[Data records]
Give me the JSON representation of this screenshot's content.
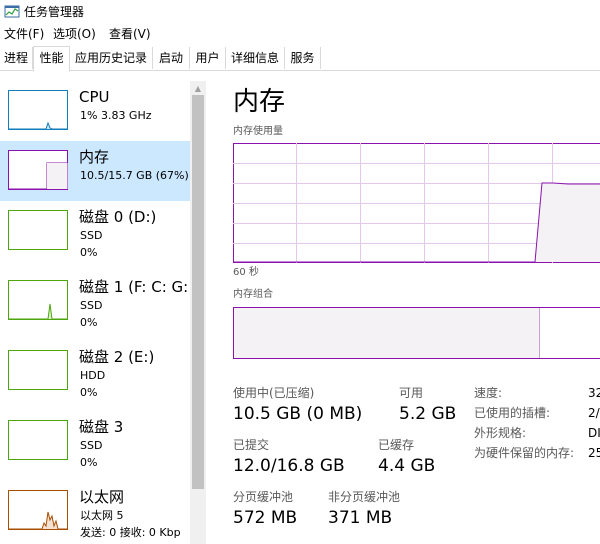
{
  "window": {
    "title": "任务管理器"
  },
  "menu": [
    "文件(F)",
    "选项(O)",
    "查看(V)"
  ],
  "tabs": [
    "进程",
    "性能",
    "应用历史记录",
    "启动",
    "用户",
    "详细信息",
    "服务"
  ],
  "active_tab": "性能",
  "devices": [
    {
      "name": "CPU",
      "line1": "1%  3.83 GHz",
      "line2": "",
      "color": "#117dbb"
    },
    {
      "name": "内存",
      "line1": "10.5/15.7 GB (67%)",
      "line2": "",
      "color": "#8b12ae",
      "selected": true
    },
    {
      "name": "磁盘 0 (D:)",
      "line1": "SSD",
      "line2": "0%",
      "color": "#4da60c"
    },
    {
      "name": "磁盘 1 (F: C: G:",
      "line1": "SSD",
      "line2": "0%",
      "color": "#4da60c"
    },
    {
      "name": "磁盘 2 (E:)",
      "line1": "HDD",
      "line2": "0%",
      "color": "#4da60c"
    },
    {
      "name": "磁盘 3",
      "line1": "SSD",
      "line2": "0%",
      "color": "#4da60c"
    },
    {
      "name": "以太网",
      "line1": "以太网 5",
      "line2": "发送: 0  接收: 0 Kbp",
      "color": "#a74f01"
    }
  ],
  "memory": {
    "title": "内存",
    "usage_label": "内存使用量",
    "time_label": "60 秒",
    "composition_label": "内存组合",
    "usage_level": 0.67,
    "in_use_fraction": 0.67,
    "stats": {
      "in_use_label": "使用中(已压缩)",
      "in_use_value": "10.5 GB (0 MB)",
      "available_label": "可用",
      "available_value": "5.2 GB",
      "committed_label": "已提交",
      "committed_value": "12.0/16.8 GB",
      "cached_label": "已缓存",
      "cached_value": "4.4 GB",
      "paged_label": "分页缓冲池",
      "paged_value": "572 MB",
      "nonpaged_label": "非分页缓冲池",
      "nonpaged_value": "371 MB"
    },
    "right": [
      {
        "label": "速度:",
        "value": "32"
      },
      {
        "label": "已使用的插槽:",
        "value": "2/"
      },
      {
        "label": "外形规格:",
        "value": "DI"
      },
      {
        "label": "为硬件保留的内存:",
        "value": "25"
      }
    ]
  },
  "colors": {
    "memory": "#8b12ae",
    "selected_bg": "#cce8ff"
  }
}
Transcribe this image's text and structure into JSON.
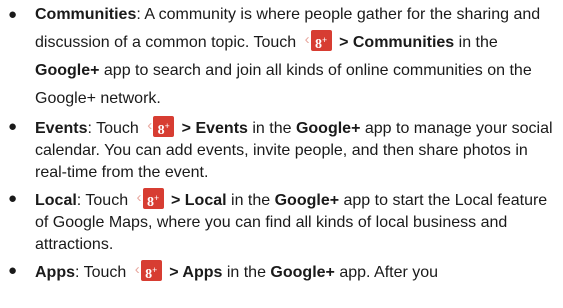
{
  "bullet_char": "●",
  "gplus_icon": {
    "letter": "8",
    "plus": "+",
    "chevron": "‹",
    "color": "#d73d32"
  },
  "items": [
    {
      "term": "Communities",
      "lead": ": A community is where people gather for the sharing and discussion of a common topic. Touch ",
      "arrow": " > ",
      "target": "Communities",
      "mid": " in the ",
      "app": "Google+",
      "tail": " app to search and join all kinds of online communities on the Google+ network."
    },
    {
      "term": "Events",
      "lead": ": Touch ",
      "arrow": " > ",
      "target": "Events",
      "mid": " in the ",
      "app": "Google+",
      "tail": " app to manage your social calendar. You can add events, invite people, and then share photos in real-time from the event."
    },
    {
      "term": "Local",
      "lead": ": Touch ",
      "arrow": " > ",
      "target": "Local",
      "mid": " in the ",
      "app": "Google+",
      "tail": " app to start the Local feature of Google Maps, where you can find all kinds of local business and attractions."
    },
    {
      "term": "Apps",
      "lead": ": Touch ",
      "arrow": " > ",
      "target": "Apps",
      "mid": " in the ",
      "app": "Google+",
      "tail": " app. After you"
    }
  ]
}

§ **INSTRUCTIONS FOR THE TASK**:
Nothing in the entries above should change when they are printed again, except that the pictures are dropped.

§ **REPLY**:
Give me the JSON representation of this screenshot's content.
{
  "window": {
    "title": "任务管理器"
  },
  "menu": [
    "文件(F)",
    "选项(O)",
    "查看(V)"
  ],
  "tabs": [
    "进程",
    "性能",
    "应用历史记录",
    "启动",
    "用户",
    "详细信息",
    "服务"
  ],
  "active_tab": "性能",
  "devices": [
    {
      "name": "CPU",
      "line1": "1%  3.83 GHz",
      "line2": "",
      "color": "#117dbb"
    },
    {
      "name": "内存",
      "line1": "10.5/15.7 GB (67%)",
      "line2": "",
      "color": "#8b12ae",
      "selected": true
    },
    {
      "name": "磁盘 0 (D:)",
      "line1": "SSD",
      "line2": "0%",
      "color": "#4da60c"
    },
    {
      "name": "磁盘 1 (F: C: G:",
      "line1": "SSD",
      "line2": "0%",
      "color": "#4da60c"
    },
    {
      "name": "磁盘 2 (E:)",
      "line1": "HDD",
      "line2": "0%",
      "color": "#4da60c"
    },
    {
      "name": "磁盘 3",
      "line1": "SSD",
      "line2": "0%",
      "color": "#4da60c"
    },
    {
      "name": "以太网",
      "line1": "以太网 5",
      "line2": "发送: 0  接收: 0 Kbp",
      "color": "#a74f01"
    }
  ],
  "memory": {
    "title": "内存",
    "usage_label": "内存使用量",
    "time_label": "60 秒",
    "composition_label": "内存组合",
    "usage_level": 0.67,
    "in_use_fraction": 0.67,
    "stats": {
      "in_use_label": "使用中(已压缩)",
      "in_use_value": "10.5 GB (0 MB)",
      "available_label": "可用",
      "available_value": "5.2 GB",
      "committed_label": "已提交",
      "committed_value": "12.0/16.8 GB",
      "cached_label": "已缓存",
      "cached_value": "4.4 GB",
      "paged_label": "分页缓冲池",
      "paged_value": "572 MB",
      "nonpaged_label": "非分页缓冲池",
      "nonpaged_value": "371 MB"
    },
    "right": [
      {
        "label": "速度:",
        "value": "32"
      },
      {
        "label": "已使用的插槽:",
        "value": "2/"
      },
      {
        "label": "外形规格:",
        "value": "DI"
      },
      {
        "label": "为硬件保留的内存:",
        "value": "25"
      }
    ]
  },
  "colors": {
    "memory": "#8b12ae",
    "selected_bg": "#cce8ff"
  }
}
Transcribe this image's text and structure into JSON.
{
  "bullet_char": "●",
  "gplus_icon": {
    "letter": "8",
    "plus": "+",
    "chevron": "‹",
    "color": "#d73d32"
  },
  "items": [
    {
      "term": "Communities",
      "lead": ": A community is where people gather for the sharing and discussion of a common topic. Touch ",
      "arrow": " > ",
      "target": "Communities",
      "mid": " in the ",
      "app": "Google+",
      "tail": " app to search and join all kinds of online communities on the Google+ network."
    },
    {
      "term": "Events",
      "lead": ": Touch ",
      "arrow": " > ",
      "target": "Events",
      "mid": " in the ",
      "app": "Google+",
      "tail": " app to manage your social calendar. You can add events, invite people, and then share photos in real-time from the event."
    },
    {
      "term": "Local",
      "lead": ": Touch ",
      "arrow": " > ",
      "target": "Local",
      "mid": " in the ",
      "app": "Google+",
      "tail": " app to start the Local feature of Google Maps, where you can find all kinds of local business and attractions."
    },
    {
      "term": "Apps",
      "lead": ": Touch ",
      "arrow": " > ",
      "target": "Apps",
      "mid": " in the ",
      "app": "Google+",
      "tail": " app. After you"
    }
  ]
}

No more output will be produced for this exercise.